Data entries
________________________
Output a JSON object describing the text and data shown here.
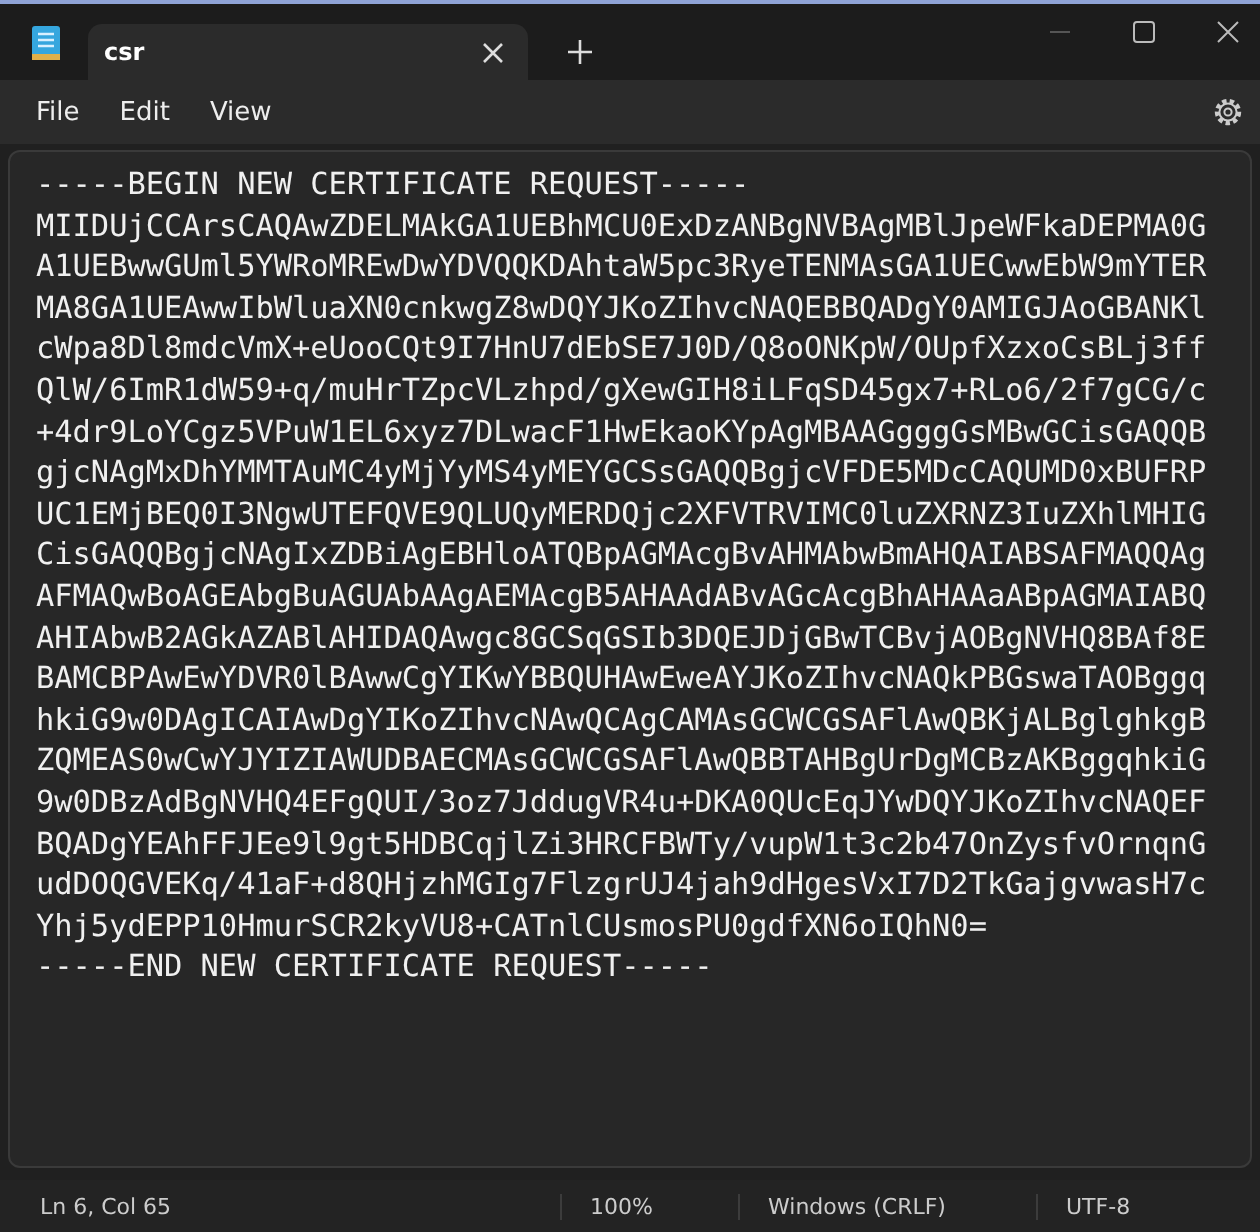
{
  "tabs": [
    {
      "label": "csr",
      "selected": true
    }
  ],
  "menu": [
    "File",
    "Edit",
    "View"
  ],
  "editor": {
    "lines": [
      "-----BEGIN NEW CERTIFICATE REQUEST-----",
      "MIIDUjCCArsCAQAwZDELMAkGA1UEBhMCU0ExDzANBgNVBAgMBlJpeWFkaDEPMA0G",
      "A1UEBwwGUml5YWRoMREwDwYDVQQKDAhtaW5pc3RyeTENMAsGA1UECwwEbW9mYTER",
      "MA8GA1UEAwwIbWluaXN0cnkwgZ8wDQYJKoZIhvcNAQEBBQADgY0AMIGJAoGBANKl",
      "cWpa8Dl8mdcVmX+eUooCQt9I7HnU7dEbSE7J0D/Q8oONKpW/OUpfXzxoCsBLj3ff",
      "QlW/6ImR1dW59+q/muHrTZpcVLzhpd/gXewGIH8iLFqSD45gx7+RLo6/2f7gCG/c",
      "+4dr9LoYCgz5VPuW1EL6xyz7DLwacF1HwEkaoKYpAgMBAAGgggGsMBwGCisGAQQB",
      "gjcNAgMxDhYMMTAuMC4yMjYyMS4yMEYGCSsGAQQBgjcVFDE5MDcCAQUMD0xBUFRP",
      "UC1EMjBEQ0I3NgwUTEFQVE9QLUQyMERDQjc2XFVTRVIMC0luZXRNZ3IuZXhlMHIG",
      "CisGAQQBgjcNAgIxZDBiAgEBHloATQBpAGMAcgBvAHMAbwBmAHQAIABSAFMAQQAg",
      "AFMAQwBoAGEAbgBuAGUAbAAgAEMAcgB5AHAAdABvAGcAcgBhAHAAaABpAGMAIABQ",
      "AHIAbwB2AGkAZABlAHIDAQAwgc8GCSqGSIb3DQEJDjGBwTCBvjAOBgNVHQ8BAf8E",
      "BAMCBPAwEwYDVR0lBAwwCgYIKwYBBQUHAwEweAYJKoZIhvcNAQkPBGswaTAOBggq",
      "hkiG9w0DAgICAIAwDgYIKoZIhvcNAwQCAgCAMAsGCWCGSAFlAwQBKjALBglghkgB",
      "ZQMEAS0wCwYJYIZIAWUDBAECMAsGCWCGSAFlAwQBBTAHBgUrDgMCBzAKBggqhkiG",
      "9w0DBzAdBgNVHQ4EFgQUI/3oz7JddugVR4u+DKA0QUcEqJYwDQYJKoZIhvcNAQEF",
      "BQADgYEAhFFJEe9l9gt5HDBCqjlZi3HRCFBWTy/vupW1t3c2b47OnZysfvOrnqnG",
      "udDOQGVEKq/41aF+d8QHjzhMGIg7FlzgrUJ4jah9dHgesVxI7D2TkGajgvwasH7c",
      "Yhj5ydEPP10HmurSCR2kyVU8+CATnlCUsmosPU0gdfXN6oIQhN0=",
      "-----END NEW CERTIFICATE REQUEST-----"
    ]
  },
  "status_bar": [
    "Ln 6, Col 65",
    "100%",
    "Windows (CRLF)",
    "UTF-8"
  ]
}
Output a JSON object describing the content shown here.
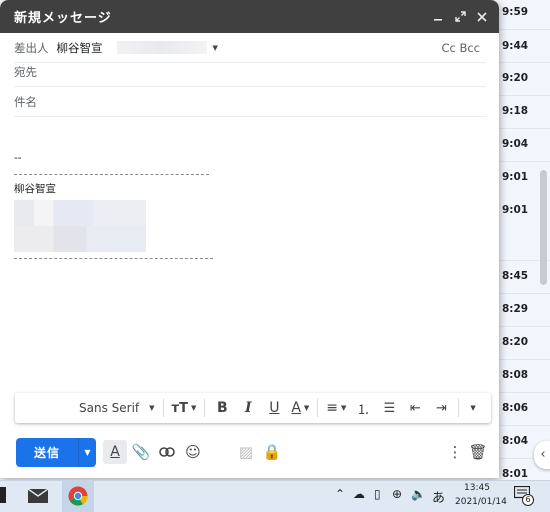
{
  "compose": {
    "title": "新規メッセージ",
    "from_label": "差出人",
    "from_name": "柳谷智宣",
    "cc_bcc": "Cc Bcc",
    "to_label": "宛先",
    "subject_label": "件名",
    "signature_dash": "--",
    "signature_name": "柳谷智宣"
  },
  "toolbar": {
    "font_name": "Sans Serif"
  },
  "actions": {
    "send_label": "送信"
  },
  "inbox_times": [
    "9:59",
    "9:44",
    "9:20",
    "9:18",
    "9:04",
    "9:01",
    "9:01",
    "8:45",
    "8:29",
    "8:20",
    "8:08",
    "8:06",
    "8:04",
    "8:01"
  ],
  "taskbar": {
    "ime_label": "あ",
    "time": "13:45",
    "date": "2021/01/14",
    "notification_count": "6"
  },
  "colors": {
    "send_button": "#1a73e8",
    "header": "#404040"
  }
}
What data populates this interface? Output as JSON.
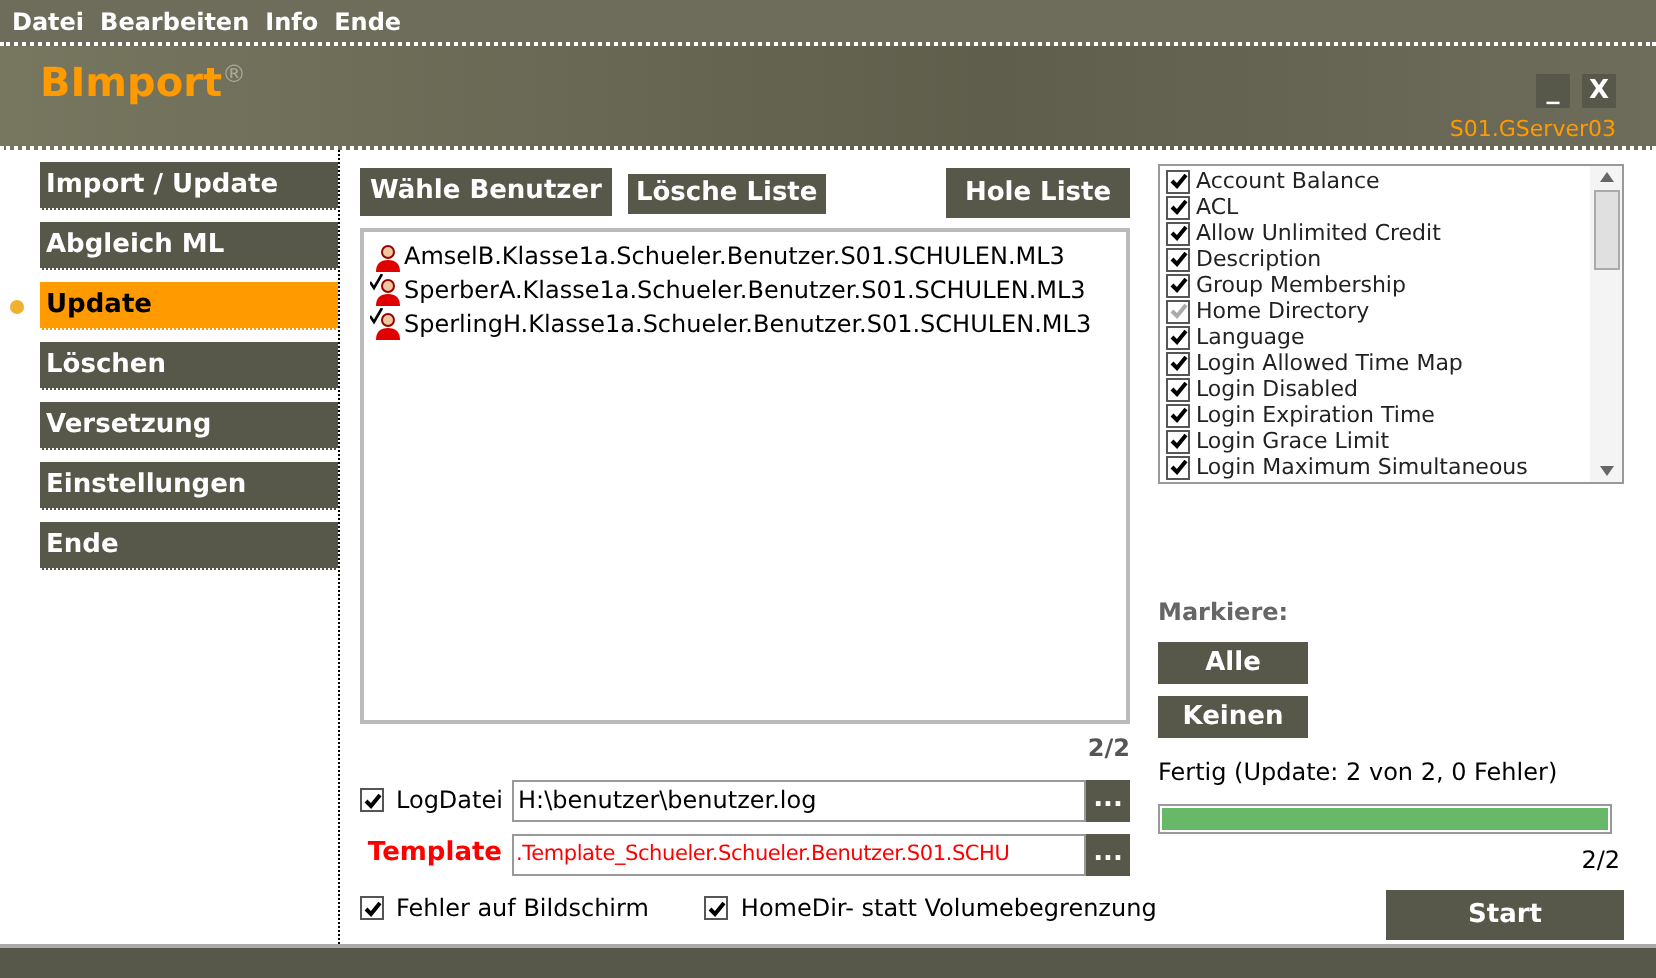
{
  "menu": [
    "Datei",
    "Bearbeiten",
    "Info",
    "Ende"
  ],
  "header": {
    "title": "BImport",
    "mark": "®",
    "server": "S01.GServer03",
    "buttons": [
      "_",
      "X"
    ]
  },
  "sidebar": [
    {
      "label": "Import / Update",
      "selected": false
    },
    {
      "label": "Abgleich ML",
      "selected": false
    },
    {
      "label": "Update",
      "selected": true
    },
    {
      "label": "Löschen",
      "selected": false
    },
    {
      "label": "Versetzung",
      "selected": false
    },
    {
      "label": "Einstellungen",
      "selected": false
    },
    {
      "label": "Ende",
      "selected": false
    }
  ],
  "toolbar": {
    "choose": "Wähle Benutzer",
    "clear": "Lösche Liste",
    "fetch": "Hole Liste"
  },
  "users": [
    {
      "name": "AmselB.Klasse1a.Schueler.Benutzer.S01.SCHULEN.ML3",
      "checked": false
    },
    {
      "name": "SperberA.Klasse1a.Schueler.Benutzer.S01.SCHULEN.ML3",
      "checked": true
    },
    {
      "name": "SperlingH.Klasse1a.Schueler.Benutzer.S01.SCHULEN.ML3",
      "checked": true
    }
  ],
  "user_count": "2/2",
  "attributes": [
    {
      "label": "Account Balance",
      "checked": true,
      "disabled": false
    },
    {
      "label": "ACL",
      "checked": true,
      "disabled": false
    },
    {
      "label": "Allow Unlimited Credit",
      "checked": true,
      "disabled": false
    },
    {
      "label": "Description",
      "checked": true,
      "disabled": false
    },
    {
      "label": "Group Membership",
      "checked": true,
      "disabled": false
    },
    {
      "label": "Home Directory",
      "checked": true,
      "disabled": true
    },
    {
      "label": "Language",
      "checked": true,
      "disabled": false
    },
    {
      "label": "Login Allowed Time Map",
      "checked": true,
      "disabled": false
    },
    {
      "label": "Login Disabled",
      "checked": true,
      "disabled": false
    },
    {
      "label": "Login Expiration Time",
      "checked": true,
      "disabled": false
    },
    {
      "label": "Login Grace Limit",
      "checked": true,
      "disabled": false
    },
    {
      "label": "Login Maximum Simultaneous",
      "checked": true,
      "disabled": false
    }
  ],
  "mark_label": "Markiere:",
  "mark_buttons": [
    "Alle",
    "Keinen"
  ],
  "status": "Fertig (Update: 2 von 2, 0 Fehler)",
  "progress": {
    "level": 1,
    "reading": "2/2"
  },
  "logfile": {
    "label": "LogDatei",
    "checked": true,
    "value": "H:\\benutzer\\benutzer.log",
    "browse": "..."
  },
  "template": {
    "label": "Template",
    "value": ".Template_Schueler.Schueler.Benutzer.S01.SCHU",
    "browse": "..."
  },
  "options": [
    {
      "label": "Fehler auf Bildschirm",
      "checked": true
    },
    {
      "label": "HomeDir- statt Volumebegrenzung",
      "checked": true
    }
  ],
  "start": "Start"
}
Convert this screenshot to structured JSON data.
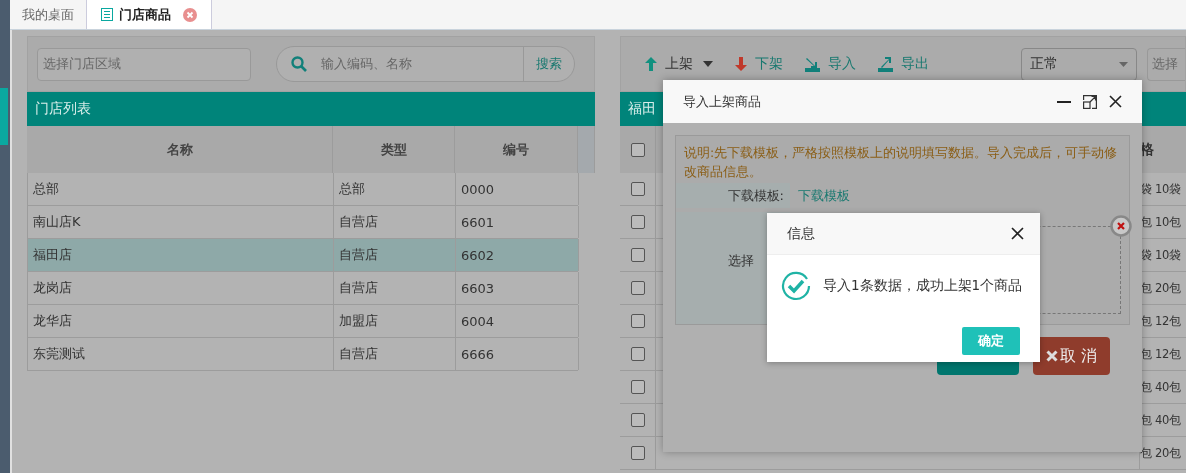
{
  "tabs": [
    {
      "label": "我的桌面",
      "selected": false
    },
    {
      "label": "门店商品",
      "selected": true
    }
  ],
  "store_panel": {
    "region_placeholder": "选择门店区域",
    "search_placeholder": "输入编码、名称",
    "search_button": "搜索",
    "title": "门店列表",
    "columns": [
      "名称",
      "类型",
      "编号"
    ],
    "rows": [
      {
        "cells": [
          "总部",
          "总部",
          "0000"
        ],
        "selected": false
      },
      {
        "cells": [
          "南山店K",
          "自营店",
          "6601"
        ],
        "selected": false
      },
      {
        "cells": [
          "福田店",
          "自营店",
          "6602"
        ],
        "selected": true
      },
      {
        "cells": [
          "龙岗店",
          "自营店",
          "6603"
        ],
        "selected": false
      },
      {
        "cells": [
          "龙华店",
          "加盟店",
          "6004"
        ],
        "selected": false
      },
      {
        "cells": [
          "东莞测试",
          "自营店",
          "6666"
        ],
        "selected": false
      }
    ]
  },
  "goods_panel": {
    "toolbar": [
      {
        "label": "上架",
        "kind": "up"
      },
      {
        "label": "下架",
        "kind": "down"
      },
      {
        "label": "导入",
        "kind": "import"
      },
      {
        "label": "导出",
        "kind": "export"
      }
    ],
    "status_select": "正常",
    "store_placeholder": "选择",
    "title": "福田",
    "header_checked": false,
    "last_column": "格",
    "rows": [
      {
        "checked": false,
        "last": "袋 10袋"
      },
      {
        "checked": false,
        "last": "包 10包"
      },
      {
        "checked": false,
        "last": "袋 10袋"
      },
      {
        "checked": false,
        "last": "包 20包"
      },
      {
        "checked": false,
        "last": "包 12包"
      },
      {
        "checked": false,
        "last": "包 12包"
      },
      {
        "checked": false,
        "last": "包 40包"
      },
      {
        "checked": false,
        "last": "包 40包"
      },
      {
        "checked": false,
        "last": "包 20包"
      }
    ]
  },
  "import_dialog": {
    "title": "导入上架商品",
    "note": "说明:先下载模板，严格按照模板上的说明填写数据。导入完成后，可手动修改商品信息。",
    "template_label": "下载模板:",
    "template_link": "下载模板",
    "file_label": "选择",
    "cancel_button": "取 消"
  },
  "info_dialog": {
    "title": "信息",
    "message": "导入1条数据，成功上架1个商品",
    "ok_button": "确定"
  }
}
________________________
Instructions to follow
Return each line in the records that holds the string "shown".

Answer for the task
Output a JSON object describing the text and data shown here.
Output a JSON object describing the content shown here.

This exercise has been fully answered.